Can you output the records below exactly as they are written?
* start INPUT DATA *
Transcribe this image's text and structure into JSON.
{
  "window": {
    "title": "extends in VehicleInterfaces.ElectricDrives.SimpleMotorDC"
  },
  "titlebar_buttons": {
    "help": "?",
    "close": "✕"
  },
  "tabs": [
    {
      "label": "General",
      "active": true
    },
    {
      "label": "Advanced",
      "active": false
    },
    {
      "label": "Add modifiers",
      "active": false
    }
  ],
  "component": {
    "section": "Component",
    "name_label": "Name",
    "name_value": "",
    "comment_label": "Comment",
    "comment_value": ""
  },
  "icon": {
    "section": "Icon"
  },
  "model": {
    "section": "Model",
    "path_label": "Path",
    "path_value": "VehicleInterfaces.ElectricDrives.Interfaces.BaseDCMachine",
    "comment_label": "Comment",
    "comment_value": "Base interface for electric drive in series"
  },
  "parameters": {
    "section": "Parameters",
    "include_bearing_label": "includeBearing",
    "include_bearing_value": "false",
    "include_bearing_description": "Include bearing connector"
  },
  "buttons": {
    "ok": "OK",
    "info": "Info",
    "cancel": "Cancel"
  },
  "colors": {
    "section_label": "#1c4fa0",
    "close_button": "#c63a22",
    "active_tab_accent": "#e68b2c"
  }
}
* end INPUT DATA *
## PROBLEM SOLUTION
Transcribe this image's text and structure into JSON.
{
  "window": {
    "title": "extends in VehicleInterfaces.ElectricDrives.SimpleMotorDC"
  },
  "titlebar_buttons": {
    "help": "?",
    "close": "✕"
  },
  "tabs": [
    {
      "label": "General",
      "active": true
    },
    {
      "label": "Advanced",
      "active": false
    },
    {
      "label": "Add modifiers",
      "active": false
    }
  ],
  "component": {
    "section": "Component",
    "name_label": "Name",
    "name_value": "",
    "comment_label": "Comment",
    "comment_value": ""
  },
  "icon": {
    "section": "Icon"
  },
  "model": {
    "section": "Model",
    "path_label": "Path",
    "path_value": "VehicleInterfaces.ElectricDrives.Interfaces.BaseDCMachine",
    "comment_label": "Comment",
    "comment_value": "Base interface for electric drive in series"
  },
  "parameters": {
    "section": "Parameters",
    "include_bearing_label": "includeBearing",
    "include_bearing_value": "false",
    "include_bearing_description": "Include bearing connector"
  },
  "buttons": {
    "ok": "OK",
    "info": "Info",
    "cancel": "Cancel"
  },
  "colors": {
    "section_label": "#1c4fa0",
    "close_button": "#c63a22",
    "active_tab_accent": "#e68b2c"
  }
}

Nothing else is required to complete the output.